>> Begin Dataset extract

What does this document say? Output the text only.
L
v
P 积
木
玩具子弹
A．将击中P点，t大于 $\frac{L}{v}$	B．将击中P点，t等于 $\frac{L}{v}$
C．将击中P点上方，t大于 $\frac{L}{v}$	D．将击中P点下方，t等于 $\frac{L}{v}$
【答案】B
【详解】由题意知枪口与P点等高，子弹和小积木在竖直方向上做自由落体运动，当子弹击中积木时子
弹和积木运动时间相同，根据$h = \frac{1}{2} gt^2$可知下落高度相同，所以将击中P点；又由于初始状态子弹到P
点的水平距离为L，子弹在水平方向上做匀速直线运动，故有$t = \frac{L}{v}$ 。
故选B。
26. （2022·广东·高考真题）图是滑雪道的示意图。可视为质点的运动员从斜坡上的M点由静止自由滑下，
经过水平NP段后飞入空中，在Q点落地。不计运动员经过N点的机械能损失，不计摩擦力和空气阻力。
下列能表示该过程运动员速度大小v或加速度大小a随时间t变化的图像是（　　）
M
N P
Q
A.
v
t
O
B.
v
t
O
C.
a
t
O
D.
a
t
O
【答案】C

>> End Dataset extract

* Written instruction *
Restate each record exactly as written.

* The output *
What does this document say? Output the text only.
L
v
P 积
木
玩具子弹
A．将击中P点，t大于 $\frac{L}{v}$	B．将击中P点，t等于 $\frac{L}{v}$
C．将击中P点上方，t大于 $\frac{L}{v}$	D．将击中P点下方，t等于 $\frac{L}{v}$
【答案】B
【详解】由题意知枪口与P点等高，子弹和小积木在竖直方向上做自由落体运动，当子弹击中积木时子
弹和积木运动时间相同，根据$h = \frac{1}{2} gt^2$可知下落高度相同，所以将击中P点；又由于初始状态子弹到P
点的水平距离为L，子弹在水平方向上做匀速直线运动，故有$t = \frac{L}{v}$ 。
故选B。
26. （2022·广东·高考真题）图是滑雪道的示意图。可视为质点的运动员从斜坡上的M点由静止自由滑下，
经过水平NP段后飞入空中，在Q点落地。不计运动员经过N点的机械能损失，不计摩擦力和空气阻力。
下列能表示该过程运动员速度大小v或加速度大小a随时间t变化的图像是（　　）
M
N P
Q
A.
v
t
O
B.
v
t
O
C.
a
t
O
D.
a
t
O
【答案】C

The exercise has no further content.